Your task is to repeat the entries underneath exactly, minus the pictures.
## BEGIN RECORDS
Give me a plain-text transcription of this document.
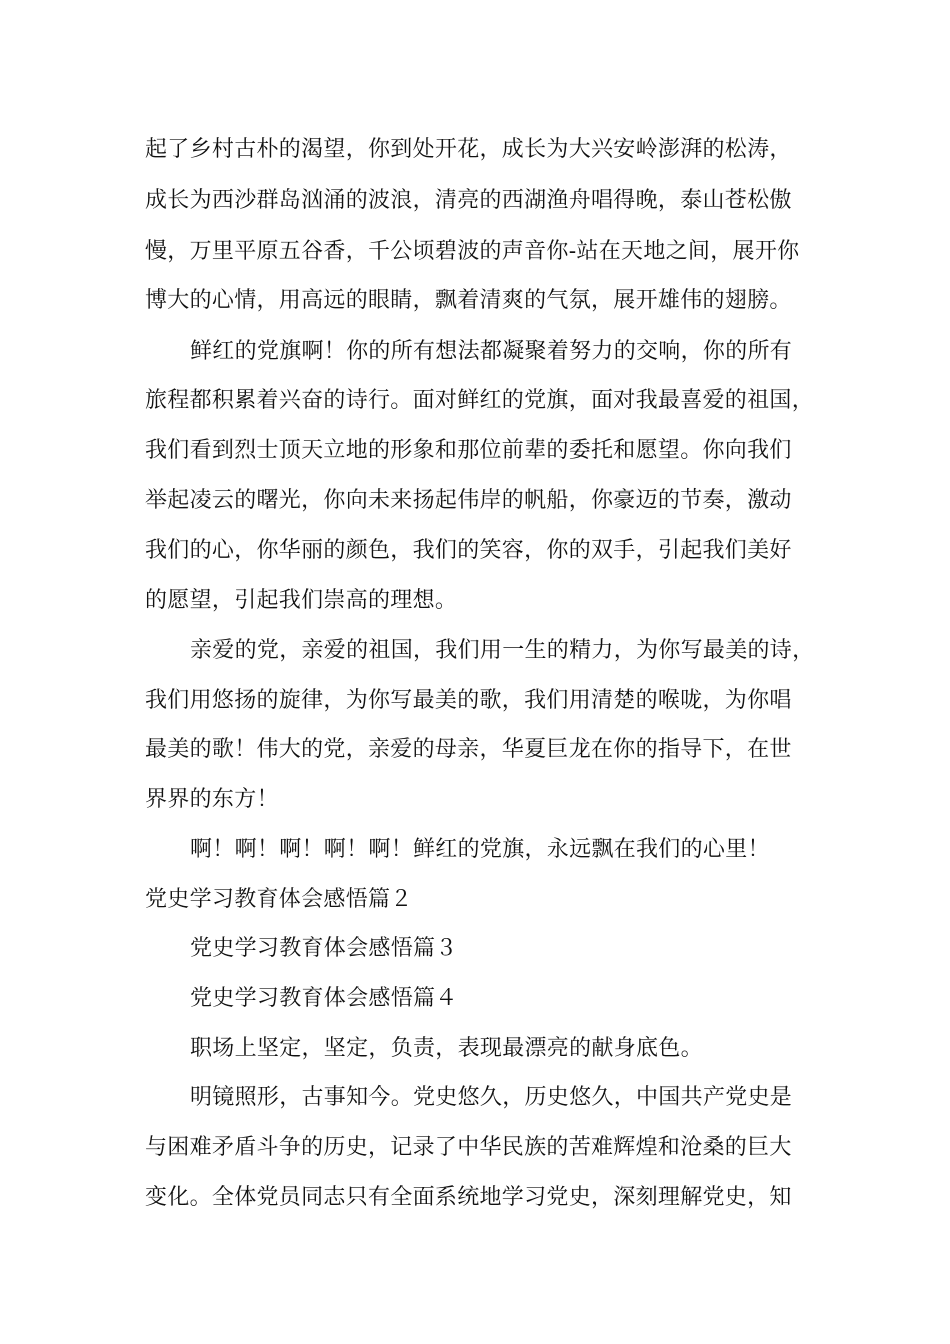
起了乡村古朴的渴望，你到处开花，成长为大兴安岭澎湃的松涛，
成长为西沙群岛汹涌的波浪，清亮的西湖渔舟唱得晚，泰山苍松傲
慢，万里平原五谷香，千公顷碧波的声音你-站在天地之间，展开你
博大的心情，用高远的眼睛，飘着清爽的气氛，展开雄伟的翅膀。
鲜红的党旗啊！你的所有想法都凝聚着努力的交响，你的所有
旅程都积累着兴奋的诗行。面对鲜红的党旗，面对我最喜爱的祖国，
我们看到烈士顶天立地的形象和那位前辈的委托和愿望。你向我们
举起凌云的曙光，你向未来扬起伟岸的帆船，你豪迈的节奏，激动
我们的心，你华丽的颜色，我们的笑容，你的双手，引起我们美好
的愿望，引起我们崇高的理想。
亲爱的党，亲爱的祖国，我们用一生的精力，为你写最美的诗，
我们用悠扬的旋律，为你写最美的歌，我们用清楚的喉咙，为你唱
最美的歌！伟大的党，亲爱的母亲，华夏巨龙在你的指导下，在世
界界的东方！
啊！啊！啊！啊！啊！鲜红的党旗，永远飘在我们的心里！
党史学习教育体会感悟篇２
党史学习教育体会感悟篇３
党史学习教育体会感悟篇４
职场上坚定，坚定，负责，表现最漂亮的献身底色。
明镜照形，古事知今。党史悠久，历史悠久，中国共产党史是
与困难矛盾斗争的历史，记录了中华民族的苦难辉煌和沧桑的巨大
变化。全体党员同志只有全面系统地学习党史，深刻理解党史，知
## END RECORDS
_TASK OUTPUT_
Give me a plain-text transcription of this document.
起了乡村古朴的渴望，你到处开花，成长为大兴安岭澎湃的松涛，
成长为西沙群岛汹涌的波浪，清亮的西湖渔舟唱得晚，泰山苍松傲
慢，万里平原五谷香，千公顷碧波的声音你-站在天地之间，展开你
博大的心情，用高远的眼睛，飘着清爽的气氛，展开雄伟的翅膀。
鲜红的党旗啊！你的所有想法都凝聚着努力的交响，你的所有
旅程都积累着兴奋的诗行。面对鲜红的党旗，面对我最喜爱的祖国，
我们看到烈士顶天立地的形象和那位前辈的委托和愿望。你向我们
举起凌云的曙光，你向未来扬起伟岸的帆船，你豪迈的节奏，激动
我们的心，你华丽的颜色，我们的笑容，你的双手，引起我们美好
的愿望，引起我们崇高的理想。
亲爱的党，亲爱的祖国，我们用一生的精力，为你写最美的诗，
我们用悠扬的旋律，为你写最美的歌，我们用清楚的喉咙，为你唱
最美的歌！伟大的党，亲爱的母亲，华夏巨龙在你的指导下，在世
界界的东方！
啊！啊！啊！啊！啊！鲜红的党旗，永远飘在我们的心里！
党史学习教育体会感悟篇２
党史学习教育体会感悟篇３
党史学习教育体会感悟篇４
职场上坚定，坚定，负责，表现最漂亮的献身底色。
明镜照形，古事知今。党史悠久，历史悠久，中国共产党史是
与困难矛盾斗争的历史，记录了中华民族的苦难辉煌和沧桑的巨大
变化。全体党员同志只有全面系统地学习党史，深刻理解党史，知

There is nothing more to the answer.